EXERCISE DESCRIPTION
Keep every line where the word "updatestats" appears; drop the rest.

Dataset records
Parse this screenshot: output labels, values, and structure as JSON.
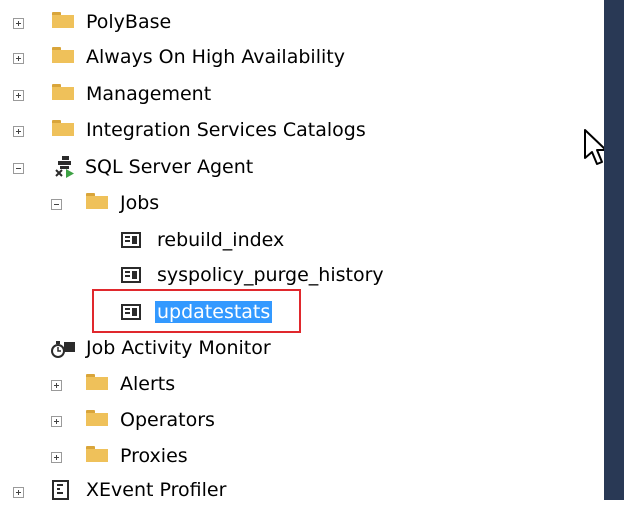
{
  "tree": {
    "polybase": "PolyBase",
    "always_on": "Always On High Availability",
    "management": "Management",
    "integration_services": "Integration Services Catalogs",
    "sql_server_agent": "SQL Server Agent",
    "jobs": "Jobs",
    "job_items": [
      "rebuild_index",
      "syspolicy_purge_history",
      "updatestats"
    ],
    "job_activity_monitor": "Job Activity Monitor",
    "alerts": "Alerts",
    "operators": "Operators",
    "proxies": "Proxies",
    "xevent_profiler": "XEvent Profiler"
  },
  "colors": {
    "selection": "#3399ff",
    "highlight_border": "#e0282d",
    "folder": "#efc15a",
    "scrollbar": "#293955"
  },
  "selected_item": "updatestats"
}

EXPECTED ANSWER
      "updatestats"
  "selected_item": "updatestats"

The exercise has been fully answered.